_What you have to do_: Check every line below for the word "施工段数越多" and copy each one that has it.

Saved data entries
-*-*-

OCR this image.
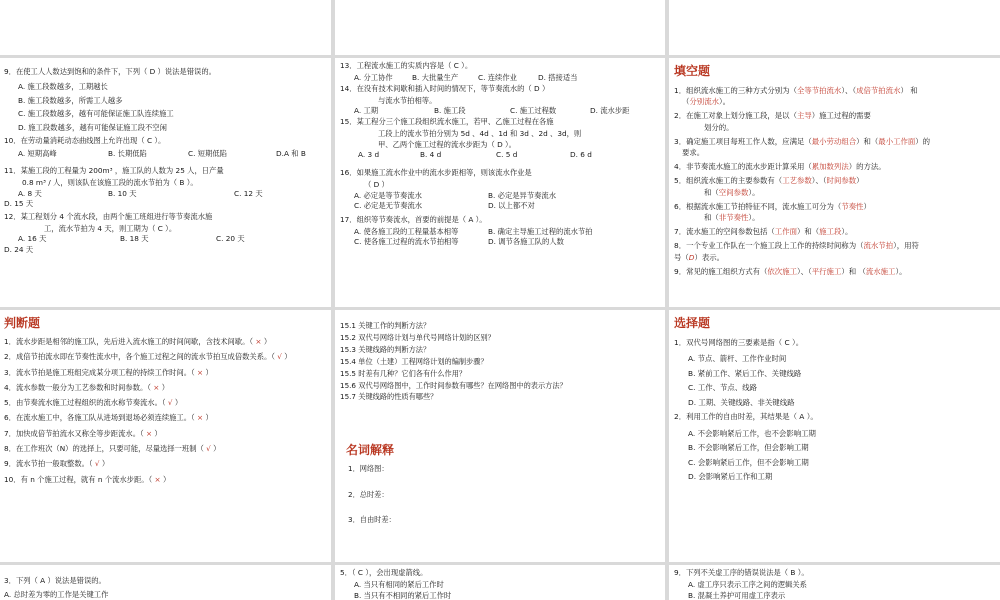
9．在使工人人数达到饱和的条件下，下列（ D ）说法是错误的。
A. 施工段数越多，工期越长
B. 施工段数越多，所需工人越多
C. 施工段数越多，越有可能保证施工队连续施工
D. 施工段数越多，越有可能保证施工段不空闲
10．在劳动量消耗动态曲线图上允许出现（ C ）。
A. 短期高峰	B. 长期低陷	C. 短期低陷	D.A 和 B
11．某施工段的工程量为 200m³ ，施工队的人数为 25 人，日产量
0.8 m³ / 人，则该队在该施工段的流水节拍为（ B ）。
A. 8 天	B. 10 天	C. 12 天
D. 15 天
12．某工程划分 4 个流水段，由两个施工班组进行等节奏流水施
工，流水节拍为 4 天，则工期为（ C ）。
A. 16 天	B. 18 天	C. 20 天
D. 24 天
13．工程流水施工的实质内容是（ C ）。
A. 分工协作	B. 大批量生产	C. 连续作业	D. 搭接适当
14．在没有技术间歇和插入时间的情况下，等节奏流水的（ D ）
与流水节拍相等。
A. 工期	B. 施工段	C. 施工过程数	D. 流水步距
15．某工程分三个施工段组织流水施工，若甲、乙施工过程在各施
工段上的流水节拍分别为 5d 、4d 、1d 和 3d 、2d 、3d，则
甲、乙两个施工过程的流水步距为（ D ）。
A. 3 d	B. 4 d	C. 5 d	D. 6 d
16．如果施工流水作业中的流水步距相等，则该流水作业是
（ D ）
A. 必定是等节奏流水	B. 必定是异节奏流水
C. 必定是无节奏流水	D. 以上都不对
17．组织等节奏流水，首要的前提是（ A ）。
A. 使各施工段的工程量基本相等	B. 确定主导施工过程的流水节拍
C. 使各施工过程的流水节拍相等	D. 调节各施工队的人数
填空题
1．组织流水施工的三种方式分别为（全等节拍流水）、（成倍节拍流水） 和
（分别流水）。
2．在施工对象上划分施工段，是以（主导）施工过程的需要
划分的。
3．确定施工项目每班工作人数，应满足（最小劳动组合）和（最小工作面）的
要求。
4．非节奏流水施工的流水步距计算采用（累加数列法）的方法。
5．组织流水施工的主要参数有（工艺参数）、（时间参数）
和（空间参数）。
6．根据流水施工节拍特征不同，流水施工可分为（节奏性）
和（非节奏性）。
7．流水施工的空间参数包括（工作面）和（施工段）。
8．一个专业工作队在一个施工段上工作的持续时间称为（流水节拍），用符
号（D）表示。
9．常见的施工组织方式有（依次施工）、（平行施工）和 （流水施工）。
判断题
1．流水步距是相邻的施工队，先后进入流水施工的时间间歇，含技术间歇。（ × ）
2．成倍节拍流水即在节奏性流水中，各个施工过程之间的流水节拍互成倍数关系。（ √ ）
3．流水节拍是施工班组完成某分项工程的持续工作时间。（ × ）
4．流水参数一般分为工艺参数和时间参数。（ × ）
5．由节奏流水施工过程组织的流水称节奏流水。（ √ ）
6．在流水施工中，各施工队从进场到退场必须连续施工。（ × ）
7．加快成倍节拍流水又称全等步距流水。（ × ）
8．在工作班次（N）的选择上，只要可能，尽量选择一班制（ √ ）
9．流水节拍一般取整数。（ √ ）
10．有 n 个施工过程，就有 n 个流水步距。（ × ）
15.1 关键工作的判断方法？
15.2 双代号网络计划与单代号网络计划的区别？
15.3 关键线路的判断方法？
15.4 单位（土建）工程网络计划的编制步骤？
15.5 时差有几种？它们各有什么作用？
15.6 双代号网络图中，工作时间参数有哪些？在网络图中的表示方法？
15.7 关键线路的性质有哪些？
名词解释
1．网络图：
2．总时差：
3．自由时差：
选择题
1．双代号网络图的三要素是指（ C ）。
A. 节点、箭杆、工作作业时间
B. 紧前工作、紧后工作、关键线路
C. 工作、节点、线路
D. 工期、关键线路、非关键线路
2．利用工作的自由时差，其结果是（ A ）。
A. 不会影响紧后工作，也不会影响工期
B. 不会影响紧后工作，但会影响工期
C. 会影响紧后工作，但不会影响工期
D. 会影响紧后工作和工期
3．下列（ A ）说法是错误的。
A. 总时差为零的工作是关键工作
5．（ C ），会出现虚箭线。
A. 当只有相同的紧后工作时
B. 当只有不相同的紧后工作时
9．下列不关虚工序的错误说法是（ B ）。
A. 虚工序只表示工序之间的逻辑关系
B. 混凝土养护可用虚工序表示
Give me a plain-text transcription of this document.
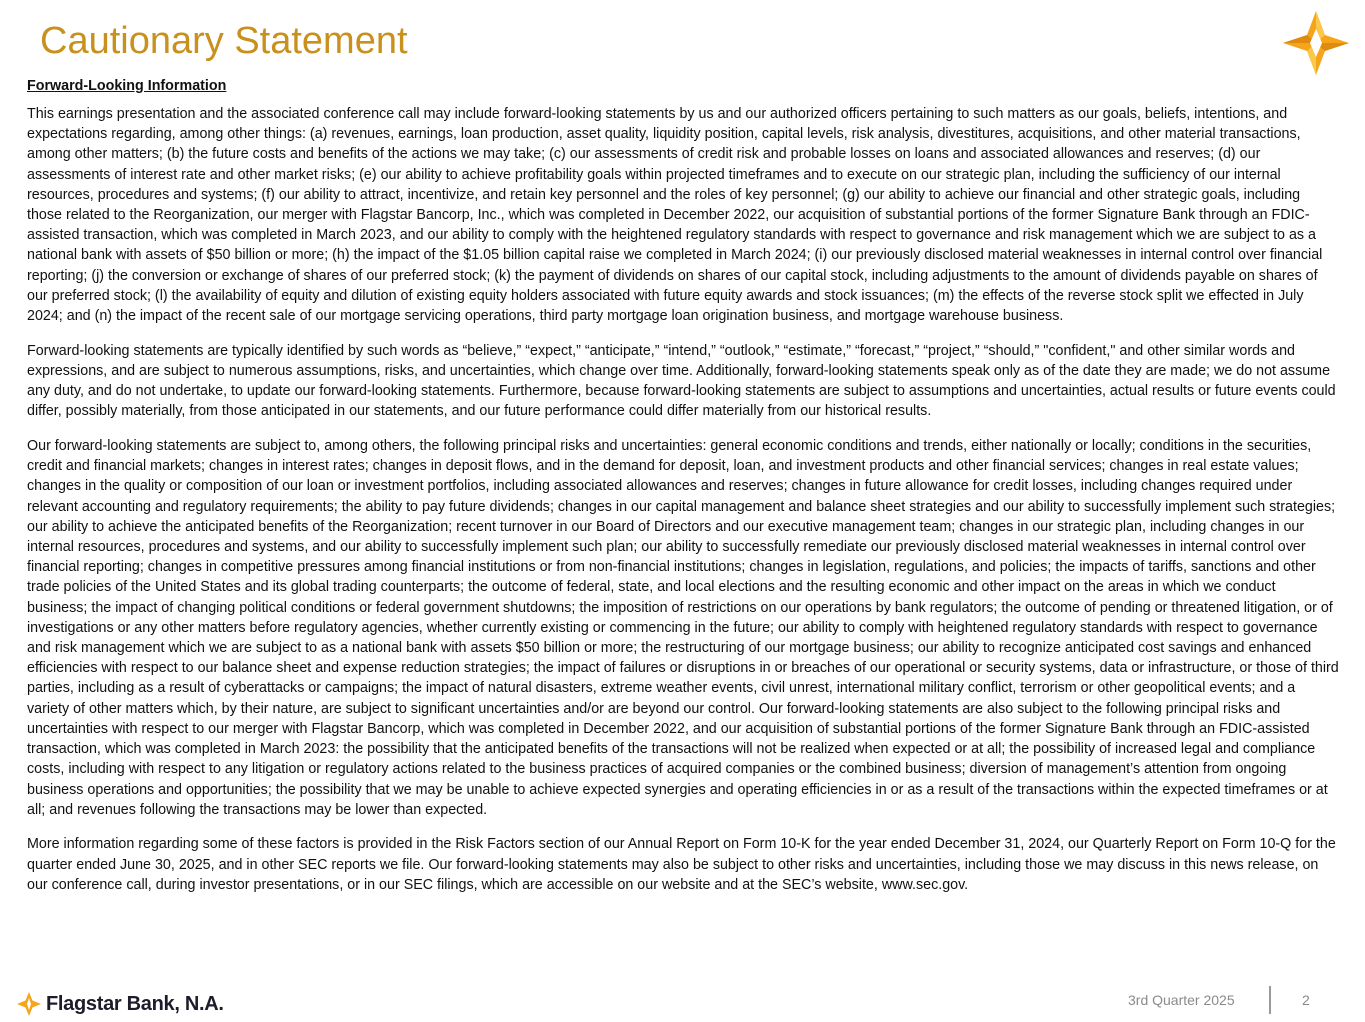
Cautionary Statement
Forward-Looking Information

This earnings presentation and the associated conference call may include forward-looking statements by us and our authorized officers pertaining to such matters as our goals, beliefs, intentions, and expectations regarding, among other things: (a) revenues, earnings, loan production, asset quality, liquidity position, capital levels, risk analysis, divestitures, acquisitions, and other material transactions, among other matters; (b) the future costs and benefits of the actions we may take; (c) our assessments of credit risk and probable losses on loans and associated allowances and reserves; (d) our assessments of interest rate and other market risks; (e) our ability to achieve profitability goals within projected timeframes and to execute on our strategic plan, including the sufficiency of our internal resources, procedures and systems; (f) our ability to attract, incentivize, and retain key personnel and the roles of key personnel; (g) our ability to achieve our financial and other strategic goals, including those related to the Reorganization, our merger with Flagstar Bancorp, Inc., which was completed in December 2022, our acquisition of substantial portions of the former Signature Bank through an FDIC-assisted transaction, which was completed in March 2023, and our ability to comply with the heightened regulatory standards with respect to governance and risk management which we are subject to as a national bank with assets of $50 billion or more; (h) the impact of the $1.05 billion capital raise we completed in March 2024; (i) our previously disclosed material weaknesses in internal control over financial reporting; (j) the conversion or exchange of shares of our preferred stock; (k) the payment of dividends on shares of our capital stock, including adjustments to the amount of dividends payable on shares of our preferred stock; (l) the availability of equity and dilution of existing equity holders associated with future equity awards and stock issuances; (m) the effects of the reverse stock split we effected in July 2024; and (n) the impact of the recent sale of our mortgage servicing operations, third party mortgage loan origination business, and mortgage warehouse business.

Forward-looking statements are typically identified by such words as “believe,” “expect,” “anticipate,” “intend,” “outlook,” “estimate,” “forecast,” “project,” “should,” "confident," and other similar words and expressions, and are subject to numerous assumptions, risks, and uncertainties, which change over time. Additionally, forward-looking statements speak only as of the date they are made; we do not assume any duty, and do not undertake, to update our forward-looking statements. Furthermore, because forward-looking statements are subject to assumptions and uncertainties, actual results or future events could differ, possibly materially, from those anticipated in our statements, and our future performance could differ materially from our historical results.

Our forward-looking statements are subject to, among others, the following principal risks and uncertainties: general economic conditions and trends, either nationally or locally; conditions in the securities, credit and financial markets; changes in interest rates; changes in deposit flows, and in the demand for deposit, loan, and investment products and other financial services; changes in real estate values; changes in the quality or composition of our loan or investment portfolios, including associated allowances and reserves; changes in future allowance for credit losses, including changes required under relevant accounting and regulatory requirements; the ability to pay future dividends; changes in our capital management and balance sheet strategies and our ability to successfully implement such strategies; our ability to achieve the anticipated benefits of the Reorganization; recent turnover in our Board of Directors and our executive management team; changes in our strategic plan, including changes in our internal resources, procedures and systems, and our ability to successfully implement such plan; our ability to successfully remediate our previously disclosed material weaknesses in internal control over financial reporting; changes in competitive pressures among financial institutions or from non-financial institutions; changes in legislation, regulations, and policies; the impacts of tariffs, sanctions and other trade policies of the United States and its global trading counterparts; the outcome of federal, state, and local elections and the resulting economic and other impact on the areas in which we conduct business; the impact of changing political conditions or federal government shutdowns; the imposition of restrictions on our operations by bank regulators; the outcome of pending or threatened litigation, or of investigations or any other matters before regulatory agencies, whether currently existing or commencing in the future; our ability to comply with heightened regulatory standards with respect to governance and risk management which we are subject to as a national bank with assets $50 billion or more; the restructuring of our mortgage business; our ability to recognize anticipated cost savings and enhanced efficiencies with respect to our balance sheet and expense reduction strategies; the impact of failures or disruptions in or breaches of our operational or security systems, data or infrastructure, or those of third parties, including as a result of cyberattacks or campaigns; the impact of natural disasters, extreme weather events, civil unrest, international military conflict, terrorism or other geopolitical events; and a variety of other matters which, by their nature, are subject to significant uncertainties and/or are beyond our control. Our forward-looking statements are also subject to the following principal risks and uncertainties with respect to our merger with Flagstar Bancorp, which was completed in December 2022, and our acquisition of substantial portions of the former Signature Bank through an FDIC-assisted transaction, which was completed in March 2023: the possibility that the anticipated benefits of the transactions will not be realized when expected or at all; the possibility of increased legal and compliance costs, including with respect to any litigation or regulatory actions related to the business practices of acquired companies or the combined business; diversion of management’s attention from ongoing business operations and opportunities; the possibility that we may be unable to achieve expected synergies and operating efficiencies in or as a result of the transactions within the expected timeframes or at all; and revenues following the transactions may be lower than expected.

More information regarding some of these factors is provided in the Risk Factors section of our Annual Report on Form 10-K for the year ended December 31, 2024, our Quarterly Report on Form 10-Q for the quarter ended June 30, 2025, and in other SEC reports we file. Our forward-looking statements may also be subject to other risks and uncertainties, including those we may discuss in this news release, on our conference call, during investor presentations, or in our SEC filings, which are accessible on our website and at the SEC’s website, www.sec.gov.

Flagstar Bank, N.A.	3rd Quarter 2025	2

-*-*-

_Answer_:
A. 施工段数越多，工期越长
B. 施工段数越多，所需工人越多
C. 施工段数越多，越有可能保证施工队连续施工
D. 施工段数越多，越有可能保证施工段不空闲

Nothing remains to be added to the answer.